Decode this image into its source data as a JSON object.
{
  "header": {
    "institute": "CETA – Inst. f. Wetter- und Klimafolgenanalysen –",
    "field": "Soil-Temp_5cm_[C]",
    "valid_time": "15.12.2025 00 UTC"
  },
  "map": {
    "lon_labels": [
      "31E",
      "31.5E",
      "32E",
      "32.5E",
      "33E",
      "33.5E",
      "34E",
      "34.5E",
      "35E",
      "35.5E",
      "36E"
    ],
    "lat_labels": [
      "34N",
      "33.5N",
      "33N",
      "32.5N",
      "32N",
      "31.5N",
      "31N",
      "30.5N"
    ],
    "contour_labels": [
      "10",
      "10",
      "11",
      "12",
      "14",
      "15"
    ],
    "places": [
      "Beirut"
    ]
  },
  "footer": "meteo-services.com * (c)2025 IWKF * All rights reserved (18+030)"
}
--*--
* Exercise prompt
Write the data from above out again, exactly.

* Solution to this problem
Decode this image into its source data as a JSON object.
{
  "header": {
    "institute": "CETA – Inst. f. Wetter- und Klimafolgenanalysen –",
    "field": "Soil-Temp_5cm_[C]",
    "valid_time": "15.12.2025 00 UTC"
  },
  "map": {
    "lon_labels": [
      "31E",
      "31.5E",
      "32E",
      "32.5E",
      "33E",
      "33.5E",
      "34E",
      "34.5E",
      "35E",
      "35.5E",
      "36E"
    ],
    "lat_labels": [
      "34N",
      "33.5N",
      "33N",
      "32.5N",
      "32N",
      "31.5N",
      "31N",
      "30.5N"
    ],
    "contour_labels": [
      "10",
      "10",
      "11",
      "12",
      "14",
      "15"
    ],
    "places": [
      "Beirut"
    ]
  },
  "footer": "meteo-services.com * (c)2025 IWKF * All rights reserved (18+030)"
}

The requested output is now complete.